Exercise directions: Copy out the data below verbatim.

Data for processing:
§ §
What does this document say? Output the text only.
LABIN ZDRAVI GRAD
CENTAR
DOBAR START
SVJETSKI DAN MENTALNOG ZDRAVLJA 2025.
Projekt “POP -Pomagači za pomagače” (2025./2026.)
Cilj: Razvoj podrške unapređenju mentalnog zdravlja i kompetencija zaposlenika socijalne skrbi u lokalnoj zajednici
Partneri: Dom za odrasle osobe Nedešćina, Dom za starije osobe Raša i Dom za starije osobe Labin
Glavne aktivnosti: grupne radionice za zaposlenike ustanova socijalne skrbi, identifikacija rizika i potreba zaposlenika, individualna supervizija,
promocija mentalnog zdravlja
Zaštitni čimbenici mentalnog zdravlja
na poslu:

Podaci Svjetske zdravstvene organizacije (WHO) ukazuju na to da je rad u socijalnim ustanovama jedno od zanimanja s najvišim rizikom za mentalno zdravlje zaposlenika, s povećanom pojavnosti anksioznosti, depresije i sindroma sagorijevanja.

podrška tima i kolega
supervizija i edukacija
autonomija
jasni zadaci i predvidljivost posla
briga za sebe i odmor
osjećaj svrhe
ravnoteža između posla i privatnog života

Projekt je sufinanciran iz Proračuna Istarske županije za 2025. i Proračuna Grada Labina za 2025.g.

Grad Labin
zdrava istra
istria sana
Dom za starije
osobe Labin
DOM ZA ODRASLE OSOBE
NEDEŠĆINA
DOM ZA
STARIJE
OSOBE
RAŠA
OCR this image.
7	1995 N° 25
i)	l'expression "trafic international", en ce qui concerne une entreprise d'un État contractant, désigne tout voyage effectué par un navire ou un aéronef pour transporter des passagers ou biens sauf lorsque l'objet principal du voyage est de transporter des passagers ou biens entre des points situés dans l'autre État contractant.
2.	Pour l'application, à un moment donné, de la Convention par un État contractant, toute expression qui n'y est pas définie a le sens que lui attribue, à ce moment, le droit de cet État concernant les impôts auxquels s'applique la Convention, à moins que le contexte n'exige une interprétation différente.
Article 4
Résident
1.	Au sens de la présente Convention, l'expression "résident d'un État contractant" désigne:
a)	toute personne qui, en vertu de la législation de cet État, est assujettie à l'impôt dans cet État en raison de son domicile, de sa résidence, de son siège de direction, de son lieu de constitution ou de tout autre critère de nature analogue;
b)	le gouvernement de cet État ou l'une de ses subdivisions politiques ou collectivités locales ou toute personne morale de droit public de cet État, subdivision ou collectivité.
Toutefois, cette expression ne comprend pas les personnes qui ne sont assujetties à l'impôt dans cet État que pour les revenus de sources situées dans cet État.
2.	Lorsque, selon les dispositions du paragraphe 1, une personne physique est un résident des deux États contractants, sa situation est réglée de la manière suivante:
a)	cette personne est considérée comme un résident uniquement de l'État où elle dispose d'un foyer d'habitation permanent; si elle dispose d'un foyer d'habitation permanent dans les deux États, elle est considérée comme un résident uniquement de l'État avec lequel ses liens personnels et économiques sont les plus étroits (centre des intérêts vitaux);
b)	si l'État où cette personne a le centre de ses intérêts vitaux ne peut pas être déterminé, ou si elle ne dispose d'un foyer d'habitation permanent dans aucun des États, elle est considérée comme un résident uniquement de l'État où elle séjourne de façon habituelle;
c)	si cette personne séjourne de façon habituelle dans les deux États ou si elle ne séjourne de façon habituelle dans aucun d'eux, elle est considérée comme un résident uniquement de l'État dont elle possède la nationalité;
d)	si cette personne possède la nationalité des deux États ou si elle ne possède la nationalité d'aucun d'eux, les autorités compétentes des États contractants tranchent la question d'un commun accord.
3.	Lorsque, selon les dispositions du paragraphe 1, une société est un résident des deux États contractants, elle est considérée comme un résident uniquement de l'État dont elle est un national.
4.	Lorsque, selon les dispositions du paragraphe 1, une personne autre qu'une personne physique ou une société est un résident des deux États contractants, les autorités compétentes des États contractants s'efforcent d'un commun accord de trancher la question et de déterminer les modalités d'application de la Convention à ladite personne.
§ §
Solution for this exercise:
What does this document say? Output the text only.
LABIN ZDRAVI GRAD
CENTAR
DOBAR START
SVJETSKI DAN MENTALNOG ZDRAVLJA 2025.
Projekt “POP -Pomagači za pomagače” (2025./2026.)
Cilj: Razvoj podrške unapređenju mentalnog zdravlja i kompetencija zaposlenika socijalne skrbi u lokalnoj zajednici
Partneri: Dom za odrasle osobe Nedešćina, Dom za starije osobe Raša i Dom za starije osobe Labin
Glavne aktivnosti: grupne radionice za zaposlenike ustanova socijalne skrbi, identifikacija rizika i potreba zaposlenika, individualna supervizija,
promocija mentalnog zdravlja
Zaštitni čimbenici mentalnog zdravlja
na poslu:

Podaci Svjetske zdravstvene organizacije (WHO) ukazuju na to da je rad u socijalnim ustanovama jedno od zanimanja s najvišim rizikom za mentalno zdravlje zaposlenika, s povećanom pojavnosti anksioznosti, depresije i sindroma sagorijevanja.

podrška tima i kolega
supervizija i edukacija
autonomija
jasni zadaci i predvidljivost posla
briga za sebe i odmor
osjećaj svrhe
ravnoteža između posla i privatnog života

Projekt je sufinanciran iz Proračuna Istarske županije za 2025. i Proračuna Grada Labina za 2025.g.

Grad Labin
zdrava istra
istria sana
Dom za starije
osobe Labin
DOM ZA ODRASLE OSOBE
NEDEŠĆINA
DOM ZA
STARIJE
OSOBE
RAŠA
OCR this image.
7	1995 N° 25
i)	l'expression "trafic international", en ce qui concerne une entreprise d'un État contractant, désigne tout voyage effectué par un navire ou un aéronef pour transporter des passagers ou biens sauf lorsque l'objet principal du voyage est de transporter des passagers ou biens entre des points situés dans l'autre État contractant.
2.	Pour l'application, à un moment donné, de la Convention par un État contractant, toute expression qui n'y est pas définie a le sens que lui attribue, à ce moment, le droit de cet État concernant les impôts auxquels s'applique la Convention, à moins que le contexte n'exige une interprétation différente.
Article 4
Résident
1.	Au sens de la présente Convention, l'expression "résident d'un État contractant" désigne:
a)	toute personne qui, en vertu de la législation de cet État, est assujettie à l'impôt dans cet État en raison de son domicile, de sa résidence, de son siège de direction, de son lieu de constitution ou de tout autre critère de nature analogue;
b)	le gouvernement de cet État ou l'une de ses subdivisions politiques ou collectivités locales ou toute personne morale de droit public de cet État, subdivision ou collectivité.
Toutefois, cette expression ne comprend pas les personnes qui ne sont assujetties à l'impôt dans cet État que pour les revenus de sources situées dans cet État.
2.	Lorsque, selon les dispositions du paragraphe 1, une personne physique est un résident des deux États contractants, sa situation est réglée de la manière suivante:
a)	cette personne est considérée comme un résident uniquement de l'État où elle dispose d'un foyer d'habitation permanent; si elle dispose d'un foyer d'habitation permanent dans les deux États, elle est considérée comme un résident uniquement de l'État avec lequel ses liens personnels et économiques sont les plus étroits (centre des intérêts vitaux);
b)	si l'État où cette personne a le centre de ses intérêts vitaux ne peut pas être déterminé, ou si elle ne dispose d'un foyer d'habitation permanent dans aucun des États, elle est considérée comme un résident uniquement de l'État où elle séjourne de façon habituelle;
c)	si cette personne séjourne de façon habituelle dans les deux États ou si elle ne séjourne de façon habituelle dans aucun d'eux, elle est considérée comme un résident uniquement de l'État dont elle possède la nationalité;
d)	si cette personne possède la nationalité des deux États ou si elle ne possède la nationalité d'aucun d'eux, les autorités compétentes des États contractants tranchent la question d'un commun accord.
3.	Lorsque, selon les dispositions du paragraphe 1, une société est un résident des deux États contractants, elle est considérée comme un résident uniquement de l'État dont elle est un national.
4.	Lorsque, selon les dispositions du paragraphe 1, une personne autre qu'une personne physique ou une société est un résident des deux États contractants, les autorités compétentes des États contractants s'efforcent d'un commun accord de trancher la question et de déterminer les modalités d'application de la Convention à ladite personne.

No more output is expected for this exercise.